Dataset entries on figures:
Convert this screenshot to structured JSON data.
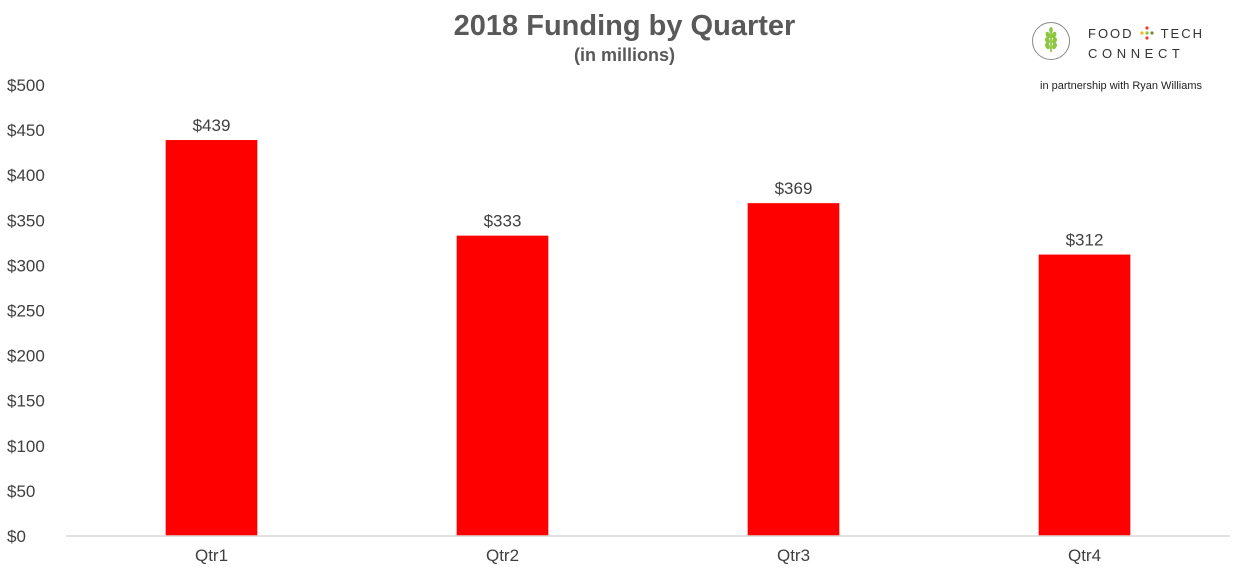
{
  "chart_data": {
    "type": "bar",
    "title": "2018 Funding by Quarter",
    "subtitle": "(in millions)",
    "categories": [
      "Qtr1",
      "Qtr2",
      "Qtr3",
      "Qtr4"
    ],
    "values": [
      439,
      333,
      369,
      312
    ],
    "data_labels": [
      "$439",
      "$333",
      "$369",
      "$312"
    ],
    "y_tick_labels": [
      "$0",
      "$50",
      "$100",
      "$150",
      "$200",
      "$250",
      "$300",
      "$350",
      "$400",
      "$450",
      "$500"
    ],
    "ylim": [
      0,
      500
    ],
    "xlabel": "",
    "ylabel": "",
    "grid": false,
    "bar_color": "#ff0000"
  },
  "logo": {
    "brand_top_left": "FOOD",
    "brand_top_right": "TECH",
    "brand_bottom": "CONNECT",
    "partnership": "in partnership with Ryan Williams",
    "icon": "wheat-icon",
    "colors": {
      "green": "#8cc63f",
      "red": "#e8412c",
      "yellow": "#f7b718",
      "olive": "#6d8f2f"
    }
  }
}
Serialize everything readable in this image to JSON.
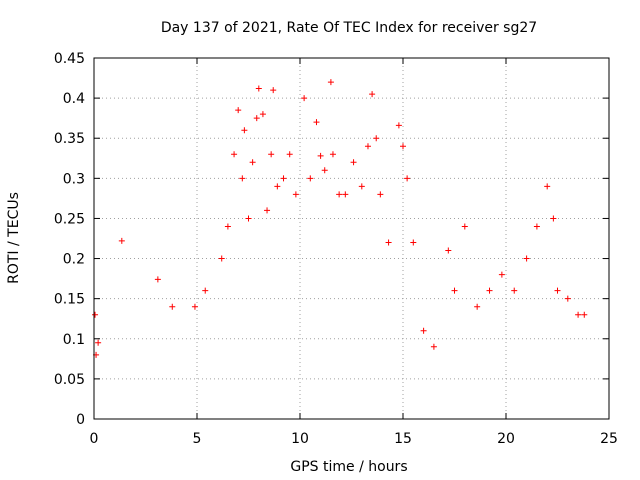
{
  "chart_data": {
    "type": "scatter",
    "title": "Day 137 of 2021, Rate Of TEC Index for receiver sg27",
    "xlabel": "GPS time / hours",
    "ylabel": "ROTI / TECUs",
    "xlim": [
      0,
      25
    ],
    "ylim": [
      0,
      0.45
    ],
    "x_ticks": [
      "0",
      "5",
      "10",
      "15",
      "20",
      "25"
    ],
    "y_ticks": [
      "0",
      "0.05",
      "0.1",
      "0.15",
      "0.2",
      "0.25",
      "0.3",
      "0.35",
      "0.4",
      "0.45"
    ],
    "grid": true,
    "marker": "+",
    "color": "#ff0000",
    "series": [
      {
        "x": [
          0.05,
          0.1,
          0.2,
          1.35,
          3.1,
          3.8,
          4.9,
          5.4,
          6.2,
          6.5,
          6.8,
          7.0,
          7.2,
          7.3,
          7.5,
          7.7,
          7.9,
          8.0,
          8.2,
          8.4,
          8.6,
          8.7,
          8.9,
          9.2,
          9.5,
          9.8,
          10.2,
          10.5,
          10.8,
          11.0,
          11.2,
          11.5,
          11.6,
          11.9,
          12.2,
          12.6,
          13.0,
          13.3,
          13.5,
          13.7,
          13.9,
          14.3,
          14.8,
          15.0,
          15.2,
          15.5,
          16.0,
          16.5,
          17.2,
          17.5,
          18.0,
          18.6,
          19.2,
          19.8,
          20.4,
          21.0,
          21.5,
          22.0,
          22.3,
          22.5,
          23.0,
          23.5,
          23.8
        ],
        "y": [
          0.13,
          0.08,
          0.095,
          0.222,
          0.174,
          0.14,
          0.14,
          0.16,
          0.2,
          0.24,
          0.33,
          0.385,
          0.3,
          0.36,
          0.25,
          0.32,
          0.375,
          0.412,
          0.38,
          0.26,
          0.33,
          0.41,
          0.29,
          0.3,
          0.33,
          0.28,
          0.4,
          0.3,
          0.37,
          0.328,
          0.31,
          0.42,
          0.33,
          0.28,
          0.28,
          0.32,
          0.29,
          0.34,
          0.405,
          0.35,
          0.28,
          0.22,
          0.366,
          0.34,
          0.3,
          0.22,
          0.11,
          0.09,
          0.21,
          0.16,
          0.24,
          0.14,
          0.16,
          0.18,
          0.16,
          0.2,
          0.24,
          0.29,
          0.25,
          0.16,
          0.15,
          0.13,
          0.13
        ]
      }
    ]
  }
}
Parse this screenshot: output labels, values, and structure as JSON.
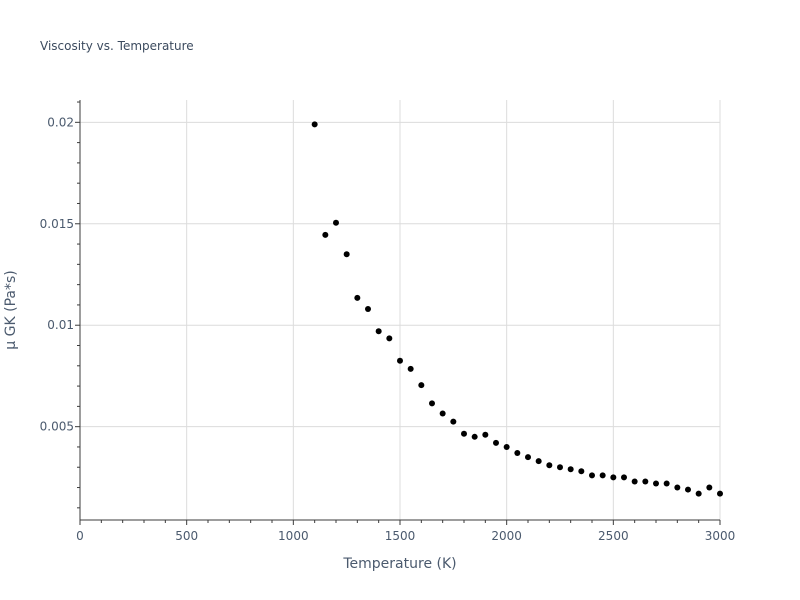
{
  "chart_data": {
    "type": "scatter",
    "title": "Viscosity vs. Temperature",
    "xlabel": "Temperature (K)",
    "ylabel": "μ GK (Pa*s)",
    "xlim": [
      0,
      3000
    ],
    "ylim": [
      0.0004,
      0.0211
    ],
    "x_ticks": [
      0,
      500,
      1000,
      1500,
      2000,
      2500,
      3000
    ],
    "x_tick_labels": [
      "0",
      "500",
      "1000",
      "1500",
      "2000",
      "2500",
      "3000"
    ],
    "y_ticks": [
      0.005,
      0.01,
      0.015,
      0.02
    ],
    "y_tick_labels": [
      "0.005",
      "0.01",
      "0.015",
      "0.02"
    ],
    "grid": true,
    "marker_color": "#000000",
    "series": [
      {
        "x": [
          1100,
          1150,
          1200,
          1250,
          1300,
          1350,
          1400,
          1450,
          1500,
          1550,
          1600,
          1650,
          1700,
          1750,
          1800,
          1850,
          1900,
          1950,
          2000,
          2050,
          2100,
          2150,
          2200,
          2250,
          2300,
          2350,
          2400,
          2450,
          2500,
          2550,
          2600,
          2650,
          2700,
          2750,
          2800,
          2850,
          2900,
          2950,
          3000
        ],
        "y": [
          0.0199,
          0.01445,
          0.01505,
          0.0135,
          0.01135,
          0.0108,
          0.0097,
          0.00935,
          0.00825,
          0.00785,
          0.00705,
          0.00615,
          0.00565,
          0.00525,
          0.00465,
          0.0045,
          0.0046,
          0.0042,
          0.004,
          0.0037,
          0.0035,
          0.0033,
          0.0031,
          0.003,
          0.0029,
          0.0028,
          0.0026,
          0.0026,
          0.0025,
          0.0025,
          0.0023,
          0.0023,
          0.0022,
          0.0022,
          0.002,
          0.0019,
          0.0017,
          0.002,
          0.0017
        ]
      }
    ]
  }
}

(Directions): Leave out the pictures, and give all the records again exactly.

(Response to the exercise):
Convert this screenshot to structured JSON data.
{
  "chart_data": {
    "type": "bar",
    "title": "2018 Funding by Quarter",
    "subtitle": "(in millions)",
    "categories": [
      "Qtr1",
      "Qtr2",
      "Qtr3",
      "Qtr4"
    ],
    "values": [
      439,
      333,
      369,
      312
    ],
    "data_labels": [
      "$439",
      "$333",
      "$369",
      "$312"
    ],
    "y_tick_labels": [
      "$0",
      "$50",
      "$100",
      "$150",
      "$200",
      "$250",
      "$300",
      "$350",
      "$400",
      "$450",
      "$500"
    ],
    "ylim": [
      0,
      500
    ],
    "xlabel": "",
    "ylabel": "",
    "grid": false,
    "bar_color": "#ff0000"
  },
  "logo": {
    "brand_top_left": "FOOD",
    "brand_top_right": "TECH",
    "brand_bottom": "CONNECT",
    "partnership": "in partnership with Ryan Williams",
    "icon": "wheat-icon",
    "colors": {
      "green": "#8cc63f",
      "red": "#e8412c",
      "yellow": "#f7b718",
      "olive": "#6d8f2f"
    }
  }
}
Serialize everything readable in this image to JSON.
{
  "chart_data": {
    "type": "scatter",
    "title": "Day 137 of 2021, Rate Of TEC Index for receiver sg27",
    "xlabel": "GPS time / hours",
    "ylabel": "ROTI / TECUs",
    "xlim": [
      0,
      25
    ],
    "ylim": [
      0,
      0.45
    ],
    "x_ticks": [
      "0",
      "5",
      "10",
      "15",
      "20",
      "25"
    ],
    "y_ticks": [
      "0",
      "0.05",
      "0.1",
      "0.15",
      "0.2",
      "0.25",
      "0.3",
      "0.35",
      "0.4",
      "0.45"
    ],
    "grid": true,
    "marker": "+",
    "color": "#ff0000",
    "series": [
      {
        "x": [
          0.05,
          0.1,
          0.2,
          1.35,
          3.1,
          3.8,
          4.9,
          5.4,
          6.2,
          6.5,
          6.8,
          7.0,
          7.2,
          7.3,
          7.5,
          7.7,
          7.9,
          8.0,
          8.2,
          8.4,
          8.6,
          8.7,
          8.9,
          9.2,
          9.5,
          9.8,
          10.2,
          10.5,
          10.8,
          11.0,
          11.2,
          11.5,
          11.6,
          11.9,
          12.2,
          12.6,
          13.0,
          13.3,
          13.5,
          13.7,
          13.9,
          14.3,
          14.8,
          15.0,
          15.2,
          15.5,
          16.0,
          16.5,
          17.2,
          17.5,
          18.0,
          18.6,
          19.2,
          19.8,
          20.4,
          21.0,
          21.5,
          22.0,
          22.3,
          22.5,
          23.0,
          23.5,
          23.8
        ],
        "y": [
          0.13,
          0.08,
          0.095,
          0.222,
          0.174,
          0.14,
          0.14,
          0.16,
          0.2,
          0.24,
          0.33,
          0.385,
          0.3,
          0.36,
          0.25,
          0.32,
          0.375,
          0.412,
          0.38,
          0.26,
          0.33,
          0.41,
          0.29,
          0.3,
          0.33,
          0.28,
          0.4,
          0.3,
          0.37,
          0.328,
          0.31,
          0.42,
          0.33,
          0.28,
          0.28,
          0.32,
          0.29,
          0.34,
          0.405,
          0.35,
          0.28,
          0.22,
          0.366,
          0.34,
          0.3,
          0.22,
          0.11,
          0.09,
          0.21,
          0.16,
          0.24,
          0.14,
          0.16,
          0.18,
          0.16,
          0.2,
          0.24,
          0.29,
          0.25,
          0.16,
          0.15,
          0.13,
          0.13
        ]
      }
    ]
  }
}
Parse this screenshot: output labels, values, and structure as JSON.
{
  "chart_data": {
    "type": "scatter",
    "title": "Viscosity vs. Temperature",
    "xlabel": "Temperature (K)",
    "ylabel": "μ GK (Pa*s)",
    "xlim": [
      0,
      3000
    ],
    "ylim": [
      0.0004,
      0.0211
    ],
    "x_ticks": [
      0,
      500,
      1000,
      1500,
      2000,
      2500,
      3000
    ],
    "x_tick_labels": [
      "0",
      "500",
      "1000",
      "1500",
      "2000",
      "2500",
      "3000"
    ],
    "y_ticks": [
      0.005,
      0.01,
      0.015,
      0.02
    ],
    "y_tick_labels": [
      "0.005",
      "0.01",
      "0.015",
      "0.02"
    ],
    "grid": true,
    "marker_color": "#000000",
    "series": [
      {
        "x": [
          1100,
          1150,
          1200,
          1250,
          1300,
          1350,
          1400,
          1450,
          1500,
          1550,
          1600,
          1650,
          1700,
          1750,
          1800,
          1850,
          1900,
          1950,
          2000,
          2050,
          2100,
          2150,
          2200,
          2250,
          2300,
          2350,
          2400,
          2450,
          2500,
          2550,
          2600,
          2650,
          2700,
          2750,
          2800,
          2850,
          2900,
          2950,
          3000
        ],
        "y": [
          0.0199,
          0.01445,
          0.01505,
          0.0135,
          0.01135,
          0.0108,
          0.0097,
          0.00935,
          0.00825,
          0.00785,
          0.00705,
          0.00615,
          0.00565,
          0.00525,
          0.00465,
          0.0045,
          0.0046,
          0.0042,
          0.004,
          0.0037,
          0.0035,
          0.0033,
          0.0031,
          0.003,
          0.0029,
          0.0028,
          0.0026,
          0.0026,
          0.0025,
          0.0025,
          0.0023,
          0.0023,
          0.0022,
          0.0022,
          0.002,
          0.0019,
          0.0017,
          0.002,
          0.0017
        ]
      }
    ]
  }
}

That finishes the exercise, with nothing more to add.